═══ Given data ═══
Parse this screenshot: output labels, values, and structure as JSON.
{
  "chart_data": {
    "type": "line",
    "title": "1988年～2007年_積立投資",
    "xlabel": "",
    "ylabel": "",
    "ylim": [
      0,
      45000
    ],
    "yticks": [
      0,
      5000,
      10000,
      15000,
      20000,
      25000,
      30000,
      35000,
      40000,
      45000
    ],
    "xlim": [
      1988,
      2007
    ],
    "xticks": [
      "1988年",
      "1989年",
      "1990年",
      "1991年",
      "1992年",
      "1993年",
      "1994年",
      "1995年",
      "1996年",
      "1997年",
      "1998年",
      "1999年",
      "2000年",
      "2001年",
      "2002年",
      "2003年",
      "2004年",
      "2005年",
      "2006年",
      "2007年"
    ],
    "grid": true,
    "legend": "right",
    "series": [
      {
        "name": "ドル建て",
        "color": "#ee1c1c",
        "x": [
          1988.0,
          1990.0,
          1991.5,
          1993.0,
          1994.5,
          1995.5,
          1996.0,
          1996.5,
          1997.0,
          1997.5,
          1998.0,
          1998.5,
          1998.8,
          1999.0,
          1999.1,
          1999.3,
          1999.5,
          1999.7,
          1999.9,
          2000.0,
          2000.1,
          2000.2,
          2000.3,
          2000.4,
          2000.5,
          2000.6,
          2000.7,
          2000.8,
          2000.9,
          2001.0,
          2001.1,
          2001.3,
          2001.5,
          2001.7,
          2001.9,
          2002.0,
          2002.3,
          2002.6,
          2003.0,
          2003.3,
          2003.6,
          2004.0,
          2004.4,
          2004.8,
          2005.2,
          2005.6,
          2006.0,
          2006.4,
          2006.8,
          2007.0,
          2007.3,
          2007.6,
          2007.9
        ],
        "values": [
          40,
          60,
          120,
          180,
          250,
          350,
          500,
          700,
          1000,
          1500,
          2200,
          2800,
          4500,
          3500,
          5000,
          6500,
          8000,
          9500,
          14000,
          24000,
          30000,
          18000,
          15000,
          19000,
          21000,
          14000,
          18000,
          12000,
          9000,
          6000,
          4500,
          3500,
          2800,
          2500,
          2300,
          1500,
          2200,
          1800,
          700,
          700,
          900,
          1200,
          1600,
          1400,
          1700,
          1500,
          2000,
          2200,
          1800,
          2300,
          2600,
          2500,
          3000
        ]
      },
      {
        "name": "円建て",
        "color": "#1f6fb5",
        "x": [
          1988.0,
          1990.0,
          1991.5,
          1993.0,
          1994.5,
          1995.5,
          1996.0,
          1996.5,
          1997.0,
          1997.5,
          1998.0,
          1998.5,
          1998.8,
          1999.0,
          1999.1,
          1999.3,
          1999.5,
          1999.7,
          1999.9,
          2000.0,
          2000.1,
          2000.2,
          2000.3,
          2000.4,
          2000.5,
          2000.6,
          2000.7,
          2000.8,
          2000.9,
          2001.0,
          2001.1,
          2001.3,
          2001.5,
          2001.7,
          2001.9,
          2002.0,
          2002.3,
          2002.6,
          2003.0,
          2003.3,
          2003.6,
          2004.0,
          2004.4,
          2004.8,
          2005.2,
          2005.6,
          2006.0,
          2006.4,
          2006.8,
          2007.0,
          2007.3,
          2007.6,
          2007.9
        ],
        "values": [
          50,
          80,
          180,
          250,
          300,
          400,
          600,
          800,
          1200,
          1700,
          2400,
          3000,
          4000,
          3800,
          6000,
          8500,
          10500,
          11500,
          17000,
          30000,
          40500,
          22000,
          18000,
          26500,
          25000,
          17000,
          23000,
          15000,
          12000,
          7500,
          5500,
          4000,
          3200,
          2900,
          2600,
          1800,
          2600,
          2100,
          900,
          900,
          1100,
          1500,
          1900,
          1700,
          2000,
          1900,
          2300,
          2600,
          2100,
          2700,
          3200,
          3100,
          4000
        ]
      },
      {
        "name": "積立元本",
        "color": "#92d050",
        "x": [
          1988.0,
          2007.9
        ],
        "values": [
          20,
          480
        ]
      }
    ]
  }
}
═══
→ Written task:
In the material above, find each line that contains the word "color", and select it.

→ Written answer:
        "color": "#ee1c1c",
        "color": "#1f6fb5",
        "color": "#92d050",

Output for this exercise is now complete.